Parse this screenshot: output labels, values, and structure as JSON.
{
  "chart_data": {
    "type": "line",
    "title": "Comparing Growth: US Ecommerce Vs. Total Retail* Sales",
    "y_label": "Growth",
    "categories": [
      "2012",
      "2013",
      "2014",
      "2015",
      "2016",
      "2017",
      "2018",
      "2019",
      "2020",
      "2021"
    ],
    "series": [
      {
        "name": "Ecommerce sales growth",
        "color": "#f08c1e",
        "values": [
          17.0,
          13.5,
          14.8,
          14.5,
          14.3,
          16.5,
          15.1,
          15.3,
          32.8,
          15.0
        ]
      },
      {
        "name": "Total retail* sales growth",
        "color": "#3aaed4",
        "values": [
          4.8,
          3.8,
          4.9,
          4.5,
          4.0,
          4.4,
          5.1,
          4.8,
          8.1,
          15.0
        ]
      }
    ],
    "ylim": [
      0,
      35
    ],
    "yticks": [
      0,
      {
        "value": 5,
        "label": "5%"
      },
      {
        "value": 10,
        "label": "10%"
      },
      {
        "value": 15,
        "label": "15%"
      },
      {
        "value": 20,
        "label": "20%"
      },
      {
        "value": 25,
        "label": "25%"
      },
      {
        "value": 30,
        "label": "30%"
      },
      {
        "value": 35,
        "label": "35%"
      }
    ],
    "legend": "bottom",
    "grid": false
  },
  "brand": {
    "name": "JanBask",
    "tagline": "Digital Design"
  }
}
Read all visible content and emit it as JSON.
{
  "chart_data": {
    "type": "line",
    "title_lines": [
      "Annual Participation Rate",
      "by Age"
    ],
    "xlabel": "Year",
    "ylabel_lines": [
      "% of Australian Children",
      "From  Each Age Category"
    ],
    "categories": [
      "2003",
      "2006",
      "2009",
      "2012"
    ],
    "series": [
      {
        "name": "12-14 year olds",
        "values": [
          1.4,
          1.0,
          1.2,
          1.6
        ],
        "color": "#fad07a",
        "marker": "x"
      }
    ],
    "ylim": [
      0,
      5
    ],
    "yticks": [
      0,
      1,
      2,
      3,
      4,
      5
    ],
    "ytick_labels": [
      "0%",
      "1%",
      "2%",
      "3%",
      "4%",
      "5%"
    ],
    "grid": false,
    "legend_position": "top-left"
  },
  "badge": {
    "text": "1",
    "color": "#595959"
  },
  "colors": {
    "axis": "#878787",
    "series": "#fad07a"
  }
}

..........

Print back all the lines verbatim.

Parse this screenshot: output labels, values, and structure as JSON.
{
  "chart_data": {
    "type": "line",
    "title": "Comparing Growth: US Ecommerce Vs. Total Retail* Sales",
    "y_label": "Growth",
    "categories": [
      "2012",
      "2013",
      "2014",
      "2015",
      "2016",
      "2017",
      "2018",
      "2019",
      "2020",
      "2021"
    ],
    "series": [
      {
        "name": "Ecommerce sales growth",
        "color": "#f08c1e",
        "values": [
          17.0,
          13.5,
          14.8,
          14.5,
          14.3,
          16.5,
          15.1,
          15.3,
          32.8,
          15.0
        ]
      },
      {
        "name": "Total retail* sales growth",
        "color": "#3aaed4",
        "values": [
          4.8,
          3.8,
          4.9,
          4.5,
          4.0,
          4.4,
          5.1,
          4.8,
          8.1,
          15.0
        ]
      }
    ],
    "ylim": [
      0,
      35
    ],
    "yticks": [
      0,
      {
        "value": 5,
        "label": "5%"
      },
      {
        "value": 10,
        "label": "10%"
      },
      {
        "value": 15,
        "label": "15%"
      },
      {
        "value": 20,
        "label": "20%"
      },
      {
        "value": 25,
        "label": "25%"
      },
      {
        "value": 30,
        "label": "30%"
      },
      {
        "value": 35,
        "label": "35%"
      }
    ],
    "legend": "bottom",
    "grid": false
  },
  "brand": {
    "name": "JanBask",
    "tagline": "Digital Design"
  }
}
Read all visible content and emit it as JSON.
{
  "chart_data": {
    "type": "line",
    "title_lines": [
      "Annual Participation Rate",
      "by Age"
    ],
    "xlabel": "Year",
    "ylabel_lines": [
      "% of Australian Children",
      "From  Each Age Category"
    ],
    "categories": [
      "2003",
      "2006",
      "2009",
      "2012"
    ],
    "series": [
      {
        "name": "12-14 year olds",
        "values": [
          1.4,
          1.0,
          1.2,
          1.6
        ],
        "color": "#fad07a",
        "marker": "x"
      }
    ],
    "ylim": [
      0,
      5
    ],
    "yticks": [
      0,
      1,
      2,
      3,
      4,
      5
    ],
    "ytick_labels": [
      "0%",
      "1%",
      "2%",
      "3%",
      "4%",
      "5%"
    ],
    "grid": false,
    "legend_position": "top-left"
  },
  "badge": {
    "text": "1",
    "color": "#595959"
  },
  "colors": {
    "axis": "#878787",
    "series": "#fad07a"
  }
}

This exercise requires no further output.